Stored items from a collection
--- start ---
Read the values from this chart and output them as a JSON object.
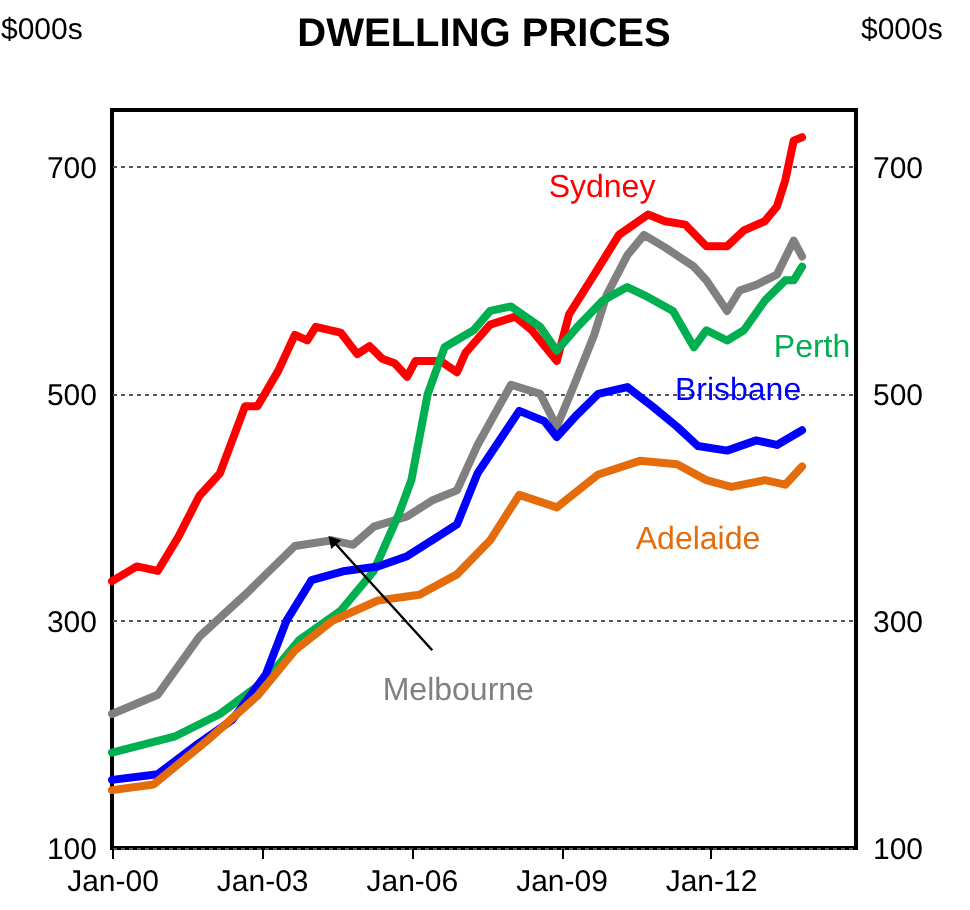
{
  "chart_data": {
    "type": "line",
    "title": "DWELLING PRICES",
    "ylabel": "$000s",
    "y2label": "$000s",
    "xlim": [
      "2000-01",
      "2014-12"
    ],
    "xticks": [
      {
        "value": "2000-01",
        "label": "Jan-00"
      },
      {
        "value": "2003-01",
        "label": "Jan-03"
      },
      {
        "value": "2006-01",
        "label": "Jan-06"
      },
      {
        "value": "2009-01",
        "label": "Jan-09"
      },
      {
        "value": "2012-01",
        "label": "Jan-12"
      }
    ],
    "ylim": [
      100,
      750
    ],
    "yticks": [
      100,
      300,
      500,
      700
    ],
    "y2lim": [
      100,
      750
    ],
    "y2ticks": [
      100,
      300,
      500,
      700
    ],
    "grid": "y",
    "series": [
      {
        "name": "Sydney",
        "color": "#ff0000",
        "x": [
          "2000-01",
          "2000-07",
          "2000-12",
          "2001-05",
          "2001-10",
          "2002-03",
          "2002-09",
          "2002-12",
          "2003-05",
          "2003-09",
          "2003-12",
          "2004-02",
          "2004-08",
          "2004-12",
          "2005-03",
          "2005-06",
          "2005-09",
          "2005-12",
          "2006-02",
          "2006-08",
          "2006-12",
          "2007-02",
          "2007-08",
          "2008-02",
          "2008-06",
          "2008-12",
          "2009-03",
          "2009-09",
          "2010-03",
          "2010-10",
          "2011-02",
          "2011-07",
          "2011-12",
          "2012-05",
          "2012-09",
          "2013-02",
          "2013-05",
          "2013-07",
          "2013-09",
          "2013-11"
        ],
        "values": [
          335,
          348,
          344,
          374,
          410,
          430,
          489,
          489,
          520,
          552,
          547,
          559,
          554,
          535,
          542,
          531,
          527,
          515,
          529,
          529,
          519,
          536,
          561,
          568,
          556,
          529,
          570,
          605,
          640,
          658,
          652,
          649,
          630,
          630,
          644,
          652,
          665,
          688,
          723,
          726
        ]
      },
      {
        "name": "Melbourne",
        "color": "#808080",
        "x": [
          "2000-01",
          "2000-12",
          "2001-10",
          "2002-09",
          "2003-09",
          "2004-06",
          "2004-11",
          "2005-04",
          "2005-12",
          "2006-06",
          "2006-12",
          "2007-05",
          "2008-01",
          "2008-08",
          "2008-12",
          "2009-04",
          "2009-09",
          "2009-12",
          "2010-05",
          "2010-09",
          "2011-02",
          "2011-09",
          "2011-12",
          "2012-05",
          "2012-08",
          "2012-12",
          "2013-05",
          "2013-09",
          "2013-11"
        ],
        "values": [
          218,
          235,
          286,
          323,
          366,
          371,
          367,
          383,
          392,
          406,
          415,
          455,
          508,
          500,
          471,
          506,
          552,
          587,
          622,
          640,
          629,
          612,
          600,
          573,
          591,
          596,
          605,
          635,
          621
        ]
      },
      {
        "name": "Perth",
        "color": "#00b050",
        "x": [
          "2000-01",
          "2001-04",
          "2002-03",
          "2003-02",
          "2003-10",
          "2004-08",
          "2005-04",
          "2005-10",
          "2006-01",
          "2006-05",
          "2006-09",
          "2007-04",
          "2007-08",
          "2008-01",
          "2008-08",
          "2008-12",
          "2009-05",
          "2009-11",
          "2010-05",
          "2010-09",
          "2011-04",
          "2011-09",
          "2011-12",
          "2012-05",
          "2012-09",
          "2013-02",
          "2013-07",
          "2013-09",
          "2013-11"
        ],
        "values": [
          184,
          198,
          218,
          248,
          283,
          309,
          344,
          394,
          424,
          500,
          541,
          556,
          573,
          577,
          559,
          538,
          559,
          582,
          594,
          587,
          573,
          541,
          556,
          547,
          556,
          582,
          600,
          600,
          612
        ]
      },
      {
        "name": "Brisbane",
        "color": "#0000ff",
        "x": [
          "2000-01",
          "2000-12",
          "2001-09",
          "2002-06",
          "2003-02",
          "2003-07",
          "2004-01",
          "2004-09",
          "2005-05",
          "2005-12",
          "2006-06",
          "2006-12",
          "2007-05",
          "2008-03",
          "2008-09",
          "2008-12",
          "2009-05",
          "2009-10",
          "2010-05",
          "2010-11",
          "2011-05",
          "2011-10",
          "2012-05",
          "2012-12",
          "2013-05",
          "2013-11"
        ],
        "values": [
          160,
          165,
          190,
          213,
          253,
          300,
          336,
          344,
          348,
          357,
          371,
          385,
          430,
          485,
          476,
          462,
          482,
          500,
          506,
          489,
          471,
          454,
          450,
          459,
          455,
          468
        ]
      },
      {
        "name": "Adelaide",
        "color": "#e46c0a",
        "x": [
          "2000-01",
          "2000-11",
          "2001-12",
          "2002-12",
          "2003-09",
          "2004-06",
          "2005-05",
          "2006-03",
          "2006-12",
          "2007-08",
          "2008-03",
          "2008-12",
          "2009-10",
          "2010-08",
          "2011-05",
          "2011-12",
          "2012-06",
          "2013-02",
          "2013-07",
          "2013-11"
        ],
        "values": [
          151,
          156,
          195,
          234,
          274,
          300,
          318,
          323,
          341,
          371,
          411,
          400,
          429,
          441,
          438,
          424,
          418,
          424,
          420,
          436
        ]
      }
    ]
  }
}
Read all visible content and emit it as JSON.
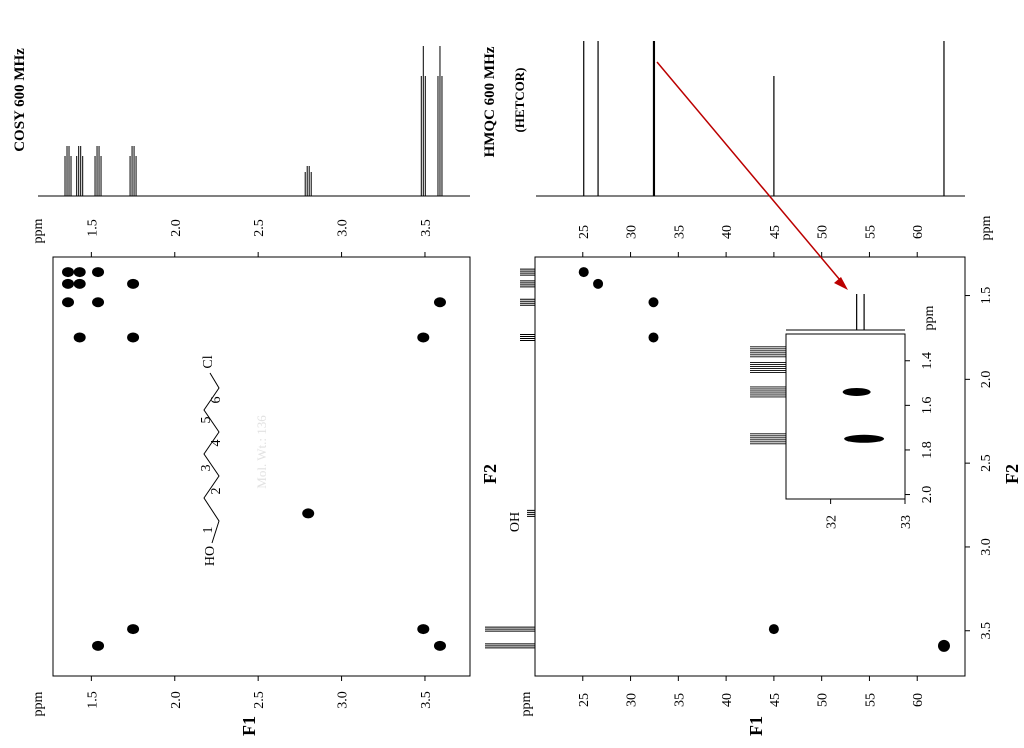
{
  "chart_data": [
    {
      "type": "scatter",
      "name": "COSY",
      "title": "COSY 600 MHz",
      "f1_label": "F1",
      "ppm_label_top": "ppm",
      "ppm_label_bottom": "ppm",
      "range": [
        1.27,
        3.77
      ],
      "ticks": [
        "1.5",
        "2.0",
        "2.5",
        "3.0",
        "3.5"
      ],
      "tick_values": [
        1.5,
        2.0,
        2.5,
        3.0,
        3.5
      ],
      "projection_peaks": [
        1.36,
        1.43,
        1.54,
        1.75,
        2.8,
        3.49,
        3.59
      ],
      "cross_peaks": [
        {
          "f1": 1.36,
          "f2": 1.36
        },
        {
          "f1": 1.36,
          "f2": 1.43
        },
        {
          "f1": 1.36,
          "f2": 1.54
        },
        {
          "f1": 1.43,
          "f2": 1.36
        },
        {
          "f1": 1.43,
          "f2": 1.43
        },
        {
          "f1": 1.43,
          "f2": 1.75
        },
        {
          "f1": 1.54,
          "f2": 1.36
        },
        {
          "f1": 1.54,
          "f2": 1.54
        },
        {
          "f1": 1.54,
          "f2": 3.59
        },
        {
          "f1": 1.75,
          "f2": 1.43
        },
        {
          "f1": 1.75,
          "f2": 1.75
        },
        {
          "f1": 1.75,
          "f2": 3.49
        },
        {
          "f1": 2.8,
          "f2": 2.8
        },
        {
          "f1": 3.49,
          "f2": 1.75
        },
        {
          "f1": 3.49,
          "f2": 3.49
        },
        {
          "f1": 3.59,
          "f2": 1.54
        },
        {
          "f1": 3.59,
          "f2": 3.59
        }
      ]
    },
    {
      "type": "scatter",
      "name": "HMQC",
      "title": "HMQC 600 MHz",
      "subtitle": "(HETCOR)",
      "f1_label": "F1",
      "f2_label": "F2",
      "ppm_label_top": "ppm",
      "ppm_label_bottom": "ppm",
      "oh_label": "OH",
      "h_range": [
        1.27,
        3.77
      ],
      "h_ticks": [
        "1.5",
        "2.0",
        "2.5",
        "3.0",
        "3.5"
      ],
      "h_tick_values": [
        1.5,
        2.0,
        2.5,
        3.0,
        3.5
      ],
      "c_range": [
        20.0,
        65.0
      ],
      "c_ticks": [
        "25",
        "30",
        "35",
        "40",
        "45",
        "50",
        "55",
        "60"
      ],
      "c_tick_values": [
        25,
        30,
        35,
        40,
        45,
        50,
        55,
        60
      ],
      "carbon_peaks": [
        25.1,
        26.6,
        32.4,
        32.5,
        45.0,
        62.8
      ],
      "proton_peaks": [
        1.36,
        1.43,
        1.54,
        1.75,
        2.8,
        3.49,
        3.59
      ],
      "cross_peaks": [
        {
          "h": 1.36,
          "c": 25.1
        },
        {
          "h": 1.43,
          "c": 26.6
        },
        {
          "h": 1.54,
          "c": 32.4
        },
        {
          "h": 1.75,
          "c": 32.4
        },
        {
          "h": 3.49,
          "c": 45.0
        },
        {
          "h": 3.59,
          "c": 62.8
        }
      ]
    },
    {
      "type": "scatter",
      "name": "HMQC inset",
      "ppm_label": "ppm",
      "h_range": [
        1.28,
        2.02
      ],
      "h_ticks": [
        "1.4",
        "1.6",
        "1.8",
        "2.0"
      ],
      "h_tick_values": [
        1.4,
        1.6,
        1.8,
        2.0
      ],
      "c_range": [
        31.4,
        33.0
      ],
      "c_ticks": [
        "32",
        "33"
      ],
      "c_tick_values": [
        32,
        33
      ],
      "cross_peaks": [
        {
          "h": 1.54,
          "c": 32.35
        },
        {
          "h": 1.75,
          "c": 32.45
        }
      ]
    }
  ],
  "structure": {
    "ho": "HO",
    "cl": "Cl",
    "positions": [
      "1",
      "2",
      "3",
      "4",
      "5",
      "6"
    ],
    "mol_weight": "Mol. Wt.: 136"
  }
}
--- end ---
● Directive: Select all lines with the word "color" from the entries above.

● Response:
        "color": "#ff0000",
        "color": "#808080",
        "color": "#00b050",
        "color": "#0000ff",
        "color": "#e46c0a",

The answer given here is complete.